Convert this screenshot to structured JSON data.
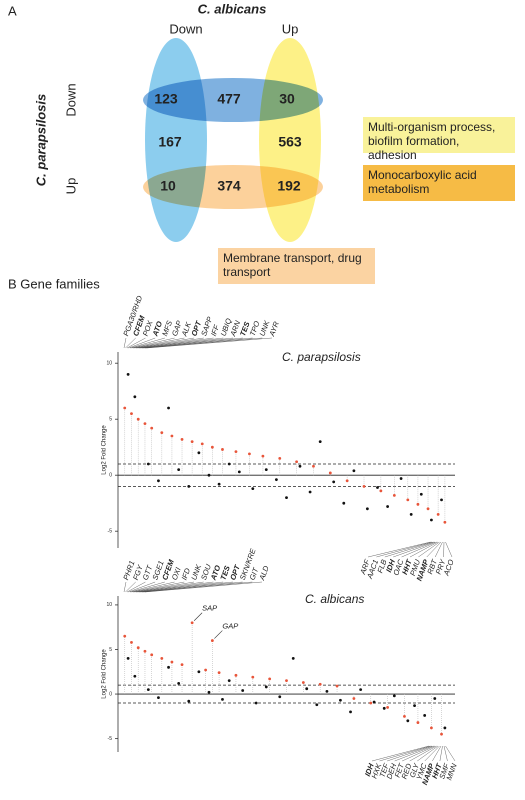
{
  "venn": {
    "panel_label": "A",
    "top_title": "C. albicans",
    "col_labels": [
      "Down",
      "Up"
    ],
    "side_title": "C. parapsilosis",
    "row_labels": [
      "Down",
      "Up"
    ],
    "counts": [
      [
        "123",
        "477",
        "30"
      ],
      [
        "167",
        "563"
      ],
      [
        "10",
        "374",
        "192"
      ]
    ],
    "notes": [
      "Multi-organism process, biofilm formation, adhesion",
      "Monocarboxylic acid metabolism",
      "Membrane transport, drug transport"
    ]
  },
  "gene_families": {
    "panel_label": "B Gene families",
    "panels": [
      {
        "title": "C. parapsilosis",
        "y_label": "Log2 Fold Change",
        "ylim": [
          -6.5,
          11
        ],
        "xlim": [
          0,
          100
        ],
        "yticks": [
          10,
          5,
          0,
          -5
        ],
        "thresholds": [
          1,
          -1
        ],
        "top_labels": [
          {
            "text": "PGA30/RHD"
          },
          {
            "text": "CFEM",
            "bold": true
          },
          {
            "text": "POX"
          },
          {
            "text": "ATO",
            "bold": true
          },
          {
            "text": "MFS"
          },
          {
            "text": "GAP"
          },
          {
            "text": "ALK"
          },
          {
            "text": "OPT",
            "bold": true
          },
          {
            "text": "SAPP"
          },
          {
            "text": "IFF"
          },
          {
            "text": "UBIQ"
          },
          {
            "text": "ARN"
          },
          {
            "text": "TES",
            "bold": true
          },
          {
            "text": "TPO"
          },
          {
            "text": "UNK"
          },
          {
            "text": "AYR"
          }
        ],
        "bottom_labels": [
          {
            "text": "ARF"
          },
          {
            "text": "AAC1"
          },
          {
            "text": "FLB"
          },
          {
            "text": "IDH",
            "bold": true
          },
          {
            "text": "OAC"
          },
          {
            "text": "HHT",
            "bold": true
          },
          {
            "text": "PMU"
          },
          {
            "text": "NAMP",
            "bold": true
          },
          {
            "text": "RBT"
          },
          {
            "text": "PRY"
          },
          {
            "text": "ACO"
          }
        ],
        "annotations": [],
        "series": [
          {
            "color": "#e8553a",
            "x": [
              2,
              4,
              6,
              8,
              10,
              13,
              16,
              19,
              22,
              25,
              28,
              31,
              35,
              39,
              43,
              48,
              53,
              58,
              63,
              68,
              73,
              78,
              82,
              86,
              89,
              92,
              95,
              97
            ],
            "values": [
              6,
              5.5,
              5,
              4.6,
              4.2,
              3.8,
              3.5,
              3.2,
              3,
              2.8,
              2.5,
              2.3,
              2.1,
              1.9,
              1.7,
              1.5,
              1.2,
              0.8,
              0.2,
              -0.5,
              -1,
              -1.4,
              -1.8,
              -2.2,
              -2.6,
              -3,
              -3.5,
              -4.2
            ]
          },
          {
            "color": "#111111",
            "x": [
              3,
              5,
              9,
              12,
              15,
              18,
              21,
              24,
              27,
              30,
              33,
              36,
              40,
              44,
              47,
              50,
              54,
              57,
              60,
              64,
              67,
              70,
              74,
              77,
              80,
              84,
              87,
              90,
              93,
              96
            ],
            "values": [
              9,
              7,
              1,
              -0.5,
              6,
              0.5,
              -1,
              2,
              0,
              -0.8,
              1,
              0.3,
              -1.2,
              0.5,
              -0.4,
              -2,
              0.8,
              -1.5,
              3,
              -0.6,
              -2.5,
              0.4,
              -3,
              -1.1,
              -2.8,
              -0.3,
              -3.5,
              -1.7,
              -4,
              -2.2
            ]
          }
        ]
      },
      {
        "title": "C. albicans",
        "y_label": "Log2 Fold Change",
        "ylim": [
          -6.5,
          11
        ],
        "xlim": [
          0,
          100
        ],
        "yticks": [
          10,
          5,
          0,
          -5
        ],
        "thresholds": [
          1,
          -1
        ],
        "top_labels": [
          {
            "text": "PHR1"
          },
          {
            "text": "FGY"
          },
          {
            "text": "GTT"
          },
          {
            "text": "SGE1"
          },
          {
            "text": "CFEM",
            "bold": true
          },
          {
            "text": "OXI"
          },
          {
            "text": "IFD"
          },
          {
            "text": "UNK"
          },
          {
            "text": "SOU"
          },
          {
            "text": "ATO",
            "bold": true
          },
          {
            "text": "TES",
            "bold": true
          },
          {
            "text": "OPT",
            "bold": true
          },
          {
            "text": "SKN/KRE"
          },
          {
            "text": "GIT"
          },
          {
            "text": "ALD"
          }
        ],
        "bottom_labels": [
          {
            "text": "IDH",
            "bold": true
          },
          {
            "text": "HXK"
          },
          {
            "text": "TEF"
          },
          {
            "text": "DEH"
          },
          {
            "text": "FET"
          },
          {
            "text": "RED"
          },
          {
            "text": "GLY"
          },
          {
            "text": "YMC"
          },
          {
            "text": "NAMP",
            "bold": true
          },
          {
            "text": "HHT",
            "bold": true
          },
          {
            "text": "SMF"
          },
          {
            "text": "MNN"
          }
        ],
        "annotations": [
          {
            "text": "SAP",
            "x": 22,
            "y": 8
          },
          {
            "text": "GAP",
            "x": 28,
            "y": 6
          }
        ],
        "series": [
          {
            "color": "#e8553a",
            "x": [
              2,
              4,
              6,
              8,
              10,
              13,
              16,
              19,
              22,
              26,
              28,
              30,
              35,
              40,
              45,
              50,
              55,
              60,
              65,
              70,
              75,
              80,
              85,
              89,
              93,
              96
            ],
            "values": [
              6.5,
              5.8,
              5.2,
              4.8,
              4.4,
              4,
              3.6,
              3.3,
              8,
              2.7,
              6,
              2.4,
              2.1,
              1.9,
              1.7,
              1.5,
              1.3,
              1.1,
              0.9,
              -0.5,
              -1,
              -1.5,
              -2.5,
              -3.2,
              -3.8,
              -4.5
            ]
          },
          {
            "color": "#111111",
            "x": [
              3,
              5,
              9,
              12,
              15,
              18,
              21,
              24,
              27,
              31,
              33,
              37,
              41,
              44,
              48,
              52,
              56,
              59,
              62,
              66,
              69,
              72,
              76,
              79,
              82,
              86,
              88,
              91,
              94,
              97
            ],
            "values": [
              4,
              2,
              0.5,
              -0.4,
              3,
              1.2,
              -0.8,
              2.5,
              0.2,
              -0.6,
              1.5,
              0.4,
              -1,
              0.8,
              -0.3,
              4,
              0.6,
              -1.2,
              0.3,
              -0.7,
              -2,
              0.5,
              -0.9,
              -1.6,
              -0.2,
              -3,
              -1.3,
              -2.4,
              -0.5,
              -3.8
            ]
          }
        ]
      }
    ]
  }
}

++++++++

* ACTIVITY *
Print every entry exactly as written, without the pictures.

* EXERCISE SOLUTION *
Convert this screenshot to structured JSON data.
{
  "venn": {
    "panel_label": "A",
    "top_title": "C. albicans",
    "col_labels": [
      "Down",
      "Up"
    ],
    "side_title": "C. parapsilosis",
    "row_labels": [
      "Down",
      "Up"
    ],
    "counts": [
      [
        "123",
        "477",
        "30"
      ],
      [
        "167",
        "563"
      ],
      [
        "10",
        "374",
        "192"
      ]
    ],
    "notes": [
      "Multi-organism process, biofilm formation, adhesion",
      "Monocarboxylic acid metabolism",
      "Membrane transport, drug transport"
    ]
  },
  "gene_families": {
    "panel_label": "B Gene families",
    "panels": [
      {
        "title": "C. parapsilosis",
        "y_label": "Log2 Fold Change",
        "ylim": [
          -6.5,
          11
        ],
        "xlim": [
          0,
          100
        ],
        "yticks": [
          10,
          5,
          0,
          -5
        ],
        "thresholds": [
          1,
          -1
        ],
        "top_labels": [
          {
            "text": "PGA30/RHD"
          },
          {
            "text": "CFEM",
            "bold": true
          },
          {
            "text": "POX"
          },
          {
            "text": "ATO",
            "bold": true
          },
          {
            "text": "MFS"
          },
          {
            "text": "GAP"
          },
          {
            "text": "ALK"
          },
          {
            "text": "OPT",
            "bold": true
          },
          {
            "text": "SAPP"
          },
          {
            "text": "IFF"
          },
          {
            "text": "UBIQ"
          },
          {
            "text": "ARN"
          },
          {
            "text": "TES",
            "bold": true
          },
          {
            "text": "TPO"
          },
          {
            "text": "UNK"
          },
          {
            "text": "AYR"
          }
        ],
        "bottom_labels": [
          {
            "text": "ARF"
          },
          {
            "text": "AAC1"
          },
          {
            "text": "FLB"
          },
          {
            "text": "IDH",
            "bold": true
          },
          {
            "text": "OAC"
          },
          {
            "text": "HHT",
            "bold": true
          },
          {
            "text": "PMU"
          },
          {
            "text": "NAMP",
            "bold": true
          },
          {
            "text": "RBT"
          },
          {
            "text": "PRY"
          },
          {
            "text": "ACO"
          }
        ],
        "annotations": [],
        "series": [
          {
            "color": "#e8553a",
            "x": [
              2,
              4,
              6,
              8,
              10,
              13,
              16,
              19,
              22,
              25,
              28,
              31,
              35,
              39,
              43,
              48,
              53,
              58,
              63,
              68,
              73,
              78,
              82,
              86,
              89,
              92,
              95,
              97
            ],
            "values": [
              6,
              5.5,
              5,
              4.6,
              4.2,
              3.8,
              3.5,
              3.2,
              3,
              2.8,
              2.5,
              2.3,
              2.1,
              1.9,
              1.7,
              1.5,
              1.2,
              0.8,
              0.2,
              -0.5,
              -1,
              -1.4,
              -1.8,
              -2.2,
              -2.6,
              -3,
              -3.5,
              -4.2
            ]
          },
          {
            "color": "#111111",
            "x": [
              3,
              5,
              9,
              12,
              15,
              18,
              21,
              24,
              27,
              30,
              33,
              36,
              40,
              44,
              47,
              50,
              54,
              57,
              60,
              64,
              67,
              70,
              74,
              77,
              80,
              84,
              87,
              90,
              93,
              96
            ],
            "values": [
              9,
              7,
              1,
              -0.5,
              6,
              0.5,
              -1,
              2,
              0,
              -0.8,
              1,
              0.3,
              -1.2,
              0.5,
              -0.4,
              -2,
              0.8,
              -1.5,
              3,
              -0.6,
              -2.5,
              0.4,
              -3,
              -1.1,
              -2.8,
              -0.3,
              -3.5,
              -1.7,
              -4,
              -2.2
            ]
          }
        ]
      },
      {
        "title": "C. albicans",
        "y_label": "Log2 Fold Change",
        "ylim": [
          -6.5,
          11
        ],
        "xlim": [
          0,
          100
        ],
        "yticks": [
          10,
          5,
          0,
          -5
        ],
        "thresholds": [
          1,
          -1
        ],
        "top_labels": [
          {
            "text": "PHR1"
          },
          {
            "text": "FGY"
          },
          {
            "text": "GTT"
          },
          {
            "text": "SGE1"
          },
          {
            "text": "CFEM",
            "bold": true
          },
          {
            "text": "OXI"
          },
          {
            "text": "IFD"
          },
          {
            "text": "UNK"
          },
          {
            "text": "SOU"
          },
          {
            "text": "ATO",
            "bold": true
          },
          {
            "text": "TES",
            "bold": true
          },
          {
            "text": "OPT",
            "bold": true
          },
          {
            "text": "SKN/KRE"
          },
          {
            "text": "GIT"
          },
          {
            "text": "ALD"
          }
        ],
        "bottom_labels": [
          {
            "text": "IDH",
            "bold": true
          },
          {
            "text": "HXK"
          },
          {
            "text": "TEF"
          },
          {
            "text": "DEH"
          },
          {
            "text": "FET"
          },
          {
            "text": "RED"
          },
          {
            "text": "GLY"
          },
          {
            "text": "YMC"
          },
          {
            "text": "NAMP",
            "bold": true
          },
          {
            "text": "HHT",
            "bold": true
          },
          {
            "text": "SMF"
          },
          {
            "text": "MNN"
          }
        ],
        "annotations": [
          {
            "text": "SAP",
            "x": 22,
            "y": 8
          },
          {
            "text": "GAP",
            "x": 28,
            "y": 6
          }
        ],
        "series": [
          {
            "color": "#e8553a",
            "x": [
              2,
              4,
              6,
              8,
              10,
              13,
              16,
              19,
              22,
              26,
              28,
              30,
              35,
              40,
              45,
              50,
              55,
              60,
              65,
              70,
              75,
              80,
              85,
              89,
              93,
              96
            ],
            "values": [
              6.5,
              5.8,
              5.2,
              4.8,
              4.4,
              4,
              3.6,
              3.3,
              8,
              2.7,
              6,
              2.4,
              2.1,
              1.9,
              1.7,
              1.5,
              1.3,
              1.1,
              0.9,
              -0.5,
              -1,
              -1.5,
              -2.5,
              -3.2,
              -3.8,
              -4.5
            ]
          },
          {
            "color": "#111111",
            "x": [
              3,
              5,
              9,
              12,
              15,
              18,
              21,
              24,
              27,
              31,
              33,
              37,
              41,
              44,
              48,
              52,
              56,
              59,
              62,
              66,
              69,
              72,
              76,
              79,
              82,
              86,
              88,
              91,
              94,
              97
            ],
            "values": [
              4,
              2,
              0.5,
              -0.4,
              3,
              1.2,
              -0.8,
              2.5,
              0.2,
              -0.6,
              1.5,
              0.4,
              -1,
              0.8,
              -0.3,
              4,
              0.6,
              -1.2,
              0.3,
              -0.7,
              -2,
              0.5,
              -0.9,
              -1.6,
              -0.2,
              -3,
              -1.3,
              -2.4,
              -0.5,
              -3.8
            ]
          }
        ]
      }
    ]
  }
}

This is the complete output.